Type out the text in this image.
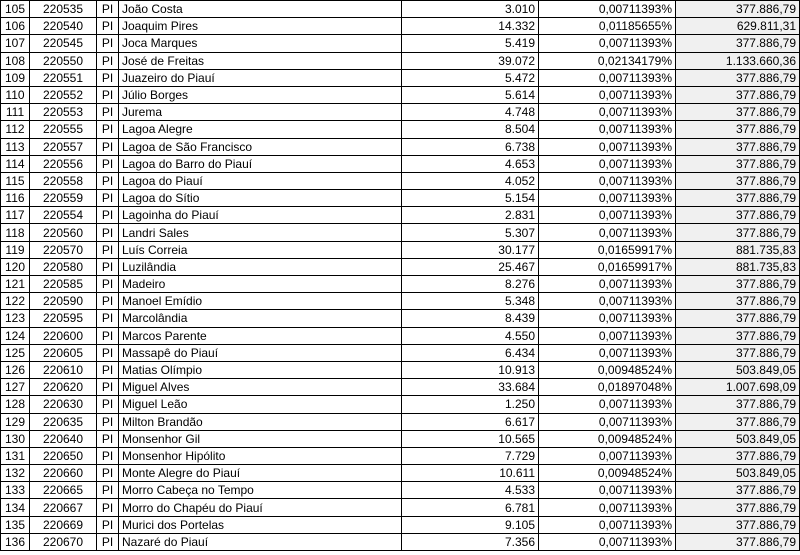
105	220535	PI	João Costa	3.010	0,00711393%	377.886,79
106	220540	PI	Joaquim Pires	14.332	0,01185655%	629.811,31
107	220545	PI	Joca Marques	5.419	0,00711393%	377.886,79
108	220550	PI	José de Freitas	39.072	0,02134179%	1.133.660,36
109	220551	PI	Juazeiro do Piauí	5.472	0,00711393%	377.886,79
110	220552	PI	Júlio Borges	5.614	0,00711393%	377.886,79
111	220553	PI	Jurema	4.748	0,00711393%	377.886,79
112	220555	PI	Lagoa Alegre	8.504	0,00711393%	377.886,79
113	220557	PI	Lagoa de São Francisco	6.738	0,00711393%	377.886,79
114	220556	PI	Lagoa do Barro do Piauí	4.653	0,00711393%	377.886,79
115	220558	PI	Lagoa do Piauí	4.052	0,00711393%	377.886,79
116	220559	PI	Lagoa do Sítio	5.154	0,00711393%	377.886,79
117	220554	PI	Lagoinha do Piauí	2.831	0,00711393%	377.886,79
118	220560	PI	Landri Sales	5.307	0,00711393%	377.886,79
119	220570	PI	Luís Correia	30.177	0,01659917%	881.735,83
120	220580	PI	Luzilândia	25.467	0,01659917%	881.735,83
121	220585	PI	Madeiro	8.276	0,00711393%	377.886,79
122	220590	PI	Manoel Emídio	5.348	0,00711393%	377.886,79
123	220595	PI	Marcolândia	8.439	0,00711393%	377.886,79
124	220600	PI	Marcos Parente	4.550	0,00711393%	377.886,79
125	220605	PI	Massapê do Piauí	6.434	0,00711393%	377.886,79
126	220610	PI	Matias Olímpio	10.913	0,00948524%	503.849,05
127	220620	PI	Miguel Alves	33.684	0,01897048%	1.007.698,09
128	220630	PI	Miguel Leão	1.250	0,00711393%	377.886,79
129	220635	PI	Milton Brandão	6.617	0,00711393%	377.886,79
130	220640	PI	Monsenhor Gil	10.565	0,00948524%	503.849,05
131	220650	PI	Monsenhor Hipólito	7.729	0,00711393%	377.886,79
132	220660	PI	Monte Alegre do Piauí	10.611	0,00948524%	503.849,05
133	220665	PI	Morro Cabeça no Tempo	4.533	0,00711393%	377.886,79
134	220667	PI	Morro do Chapéu do Piauí	6.781	0,00711393%	377.886,79
135	220669	PI	Murici dos Portelas	9.105	0,00711393%	377.886,79
136	220670	PI	Nazaré do Piauí	7.356	0,00711393%	377.886,79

***

- Objective
Using the listing above, list every line in which the string "Monsenhor" occurs.

- Problem solution
130	220640	PI	Monsenhor Gil	10.565	0,00948524%	503.849,05
131	220650	PI	Monsenhor Hipólito	7.729	0,00711393%	377.886,79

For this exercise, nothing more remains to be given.